** START Records **

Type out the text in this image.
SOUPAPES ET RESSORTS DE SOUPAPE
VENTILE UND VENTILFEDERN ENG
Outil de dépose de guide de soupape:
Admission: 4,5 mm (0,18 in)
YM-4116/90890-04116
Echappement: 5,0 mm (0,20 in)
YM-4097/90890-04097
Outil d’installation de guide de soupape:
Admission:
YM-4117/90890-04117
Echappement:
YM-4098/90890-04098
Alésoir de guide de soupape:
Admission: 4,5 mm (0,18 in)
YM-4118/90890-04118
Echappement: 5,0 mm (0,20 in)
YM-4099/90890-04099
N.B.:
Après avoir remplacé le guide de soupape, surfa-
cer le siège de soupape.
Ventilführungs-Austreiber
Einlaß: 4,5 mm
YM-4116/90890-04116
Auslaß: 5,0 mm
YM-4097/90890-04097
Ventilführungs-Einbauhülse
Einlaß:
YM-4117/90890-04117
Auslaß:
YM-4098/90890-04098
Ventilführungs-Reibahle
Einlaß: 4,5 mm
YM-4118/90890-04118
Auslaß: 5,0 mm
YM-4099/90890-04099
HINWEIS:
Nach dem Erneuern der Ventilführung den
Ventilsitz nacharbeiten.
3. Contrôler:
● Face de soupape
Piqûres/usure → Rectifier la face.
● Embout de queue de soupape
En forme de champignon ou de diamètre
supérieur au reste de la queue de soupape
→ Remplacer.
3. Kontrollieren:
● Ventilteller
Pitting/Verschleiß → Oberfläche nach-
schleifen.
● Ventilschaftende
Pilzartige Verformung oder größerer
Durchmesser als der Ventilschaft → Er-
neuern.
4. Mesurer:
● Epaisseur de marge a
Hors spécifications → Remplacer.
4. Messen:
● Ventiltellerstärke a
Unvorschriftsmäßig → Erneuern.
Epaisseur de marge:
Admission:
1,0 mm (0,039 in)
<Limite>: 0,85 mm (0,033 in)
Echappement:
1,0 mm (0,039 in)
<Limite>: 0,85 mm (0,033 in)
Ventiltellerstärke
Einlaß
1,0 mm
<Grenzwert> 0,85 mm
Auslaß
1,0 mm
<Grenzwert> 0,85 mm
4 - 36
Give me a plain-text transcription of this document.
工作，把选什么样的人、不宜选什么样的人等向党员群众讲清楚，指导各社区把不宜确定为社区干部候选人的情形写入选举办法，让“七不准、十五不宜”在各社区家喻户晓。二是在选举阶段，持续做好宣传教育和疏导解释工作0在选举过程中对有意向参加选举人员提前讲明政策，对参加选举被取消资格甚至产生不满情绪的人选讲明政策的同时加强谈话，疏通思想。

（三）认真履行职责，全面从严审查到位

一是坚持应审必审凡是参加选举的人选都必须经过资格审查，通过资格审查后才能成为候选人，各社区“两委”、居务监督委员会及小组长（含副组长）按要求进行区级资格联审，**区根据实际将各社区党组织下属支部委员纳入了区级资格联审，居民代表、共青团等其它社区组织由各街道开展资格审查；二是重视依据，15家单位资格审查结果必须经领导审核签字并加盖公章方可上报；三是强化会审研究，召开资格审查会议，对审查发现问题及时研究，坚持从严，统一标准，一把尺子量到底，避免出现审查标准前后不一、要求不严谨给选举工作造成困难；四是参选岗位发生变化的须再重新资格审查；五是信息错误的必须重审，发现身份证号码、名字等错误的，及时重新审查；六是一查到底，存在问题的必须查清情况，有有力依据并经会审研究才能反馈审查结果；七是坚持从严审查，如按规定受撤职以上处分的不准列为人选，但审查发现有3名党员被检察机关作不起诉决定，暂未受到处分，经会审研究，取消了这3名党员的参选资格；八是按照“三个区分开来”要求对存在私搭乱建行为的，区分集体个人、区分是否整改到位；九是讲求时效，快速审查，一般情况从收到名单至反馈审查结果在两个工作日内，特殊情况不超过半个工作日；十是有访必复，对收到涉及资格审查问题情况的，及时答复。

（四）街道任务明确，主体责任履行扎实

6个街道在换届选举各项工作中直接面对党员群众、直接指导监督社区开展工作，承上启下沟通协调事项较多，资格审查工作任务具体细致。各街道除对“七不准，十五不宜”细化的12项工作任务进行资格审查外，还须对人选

** END Records **

- [Description of the task]: Nothing but the lines from the one with "Give me a plain-text" through the end of the data above should be repeated, each exactly as it stands.

- [Finished exercise]:
Give me a plain-text transcription of this document.
工作，把选什么样的人、不宜选什么样的人等向党员群众讲清楚，指导各社区把不宜确定为社区干部候选人的情形写入选举办法，让“七不准、十五不宜”在各社区家喻户晓。二是在选举阶段，持续做好宣传教育和疏导解释工作0在选举过程中对有意向参加选举人员提前讲明政策，对参加选举被取消资格甚至产生不满情绪的人选讲明政策的同时加强谈话，疏通思想。

（三）认真履行职责，全面从严审查到位

一是坚持应审必审凡是参加选举的人选都必须经过资格审查，通过资格审查后才能成为候选人，各社区“两委”、居务监督委员会及小组长（含副组长）按要求进行区级资格联审，**区根据实际将各社区党组织下属支部委员纳入了区级资格联审，居民代表、共青团等其它社区组织由各街道开展资格审查；二是重视依据，15家单位资格审查结果必须经领导审核签字并加盖公章方可上报；三是强化会审研究，召开资格审查会议，对审查发现问题及时研究，坚持从严，统一标准，一把尺子量到底，避免出现审查标准前后不一、要求不严谨给选举工作造成困难；四是参选岗位发生变化的须再重新资格审查；五是信息错误的必须重审，发现身份证号码、名字等错误的，及时重新审查；六是一查到底，存在问题的必须查清情况，有有力依据并经会审研究才能反馈审查结果；七是坚持从严审查，如按规定受撤职以上处分的不准列为人选，但审查发现有3名党员被检察机关作不起诉决定，暂未受到处分，经会审研究，取消了这3名党员的参选资格；八是按照“三个区分开来”要求对存在私搭乱建行为的，区分集体个人、区分是否整改到位；九是讲求时效，快速审查，一般情况从收到名单至反馈审查结果在两个工作日内，特殊情况不超过半个工作日；十是有访必复，对收到涉及资格审查问题情况的，及时答复。

（四）街道任务明确，主体责任履行扎实

6个街道在换届选举各项工作中直接面对党员群众、直接指导监督社区开展工作，承上启下沟通协调事项较多，资格审查工作任务具体细致。各街道除对“七不准，十五不宜”细化的12项工作任务进行资格审查外，还须对人选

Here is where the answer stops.